What the exercise asks: Copy every record exactly, and keep the pictures out.

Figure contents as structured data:
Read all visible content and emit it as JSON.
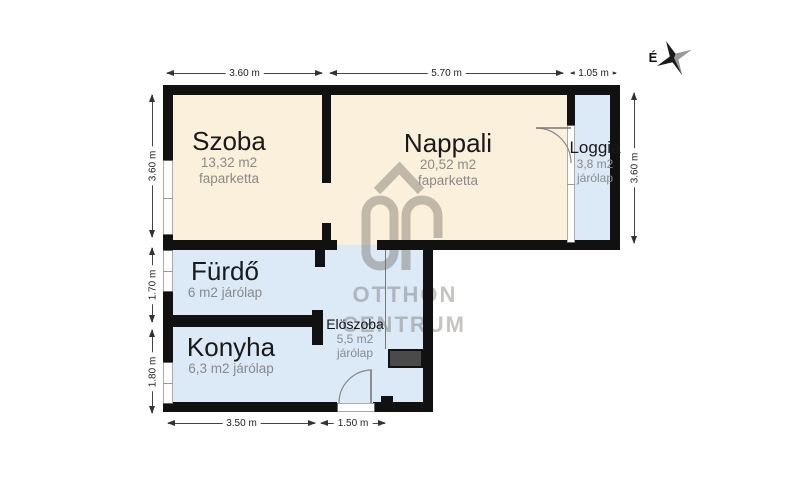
{
  "compass": {
    "north_label": "É"
  },
  "watermark": {
    "line1": "OTTHON",
    "line2": "CENTRUM"
  },
  "rooms": {
    "szoba": {
      "name": "Szoba",
      "area": "13,32 m2",
      "floor": "faparketta"
    },
    "nappali": {
      "name": "Nappali",
      "area": "20,52 m2",
      "floor": "faparketta"
    },
    "loggia": {
      "name": "Loggia",
      "area": "3,8 m2",
      "floor": "járólap"
    },
    "furdo": {
      "name": "Fürdő",
      "area": "6 m2 járólap"
    },
    "konyha": {
      "name": "Konyha",
      "area": "6,3 m2 járólap"
    },
    "eloszoba": {
      "name": "Elöszoba",
      "area": "5,5 m2",
      "floor": "járólap"
    }
  },
  "dimensions": {
    "top": [
      "3.60 m",
      "5.70 m",
      "1.05 m"
    ],
    "left": [
      "3.60 m",
      "1.70 m",
      "1.80 m"
    ],
    "right": [
      "3.60 m"
    ],
    "bottom": [
      "3.50 m",
      "1.50 m"
    ]
  },
  "colors": {
    "warm_floor": "#fbf0dc",
    "cool_floor": "#dce9f6",
    "wall": "#111111",
    "watermark": "#6a645c",
    "closet": "#4a4a4a"
  }
}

Task response:
Read all visible content and emit it as JSON.
{
  "compass": {
    "north_label": "É"
  },
  "watermark": {
    "line1": "OTTHON",
    "line2": "CENTRUM"
  },
  "rooms": {
    "szoba": {
      "name": "Szoba",
      "area": "13,32 m2",
      "floor": "faparketta"
    },
    "nappali": {
      "name": "Nappali",
      "area": "20,52 m2",
      "floor": "faparketta"
    },
    "loggia": {
      "name": "Loggia",
      "area": "3,8 m2",
      "floor": "járólap"
    },
    "furdo": {
      "name": "Fürdő",
      "area": "6 m2 járólap"
    },
    "konyha": {
      "name": "Konyha",
      "area": "6,3 m2 járólap"
    },
    "eloszoba": {
      "name": "Elöszoba",
      "area": "5,5 m2",
      "floor": "járólap"
    }
  },
  "dimensions": {
    "top": [
      "3.60 m",
      "5.70 m",
      "1.05 m"
    ],
    "left": [
      "3.60 m",
      "1.70 m",
      "1.80 m"
    ],
    "right": [
      "3.60 m"
    ],
    "bottom": [
      "3.50 m",
      "1.50 m"
    ]
  },
  "colors": {
    "warm_floor": "#fbf0dc",
    "cool_floor": "#dce9f6",
    "wall": "#111111",
    "watermark": "#6a645c",
    "closet": "#4a4a4a"
  }
}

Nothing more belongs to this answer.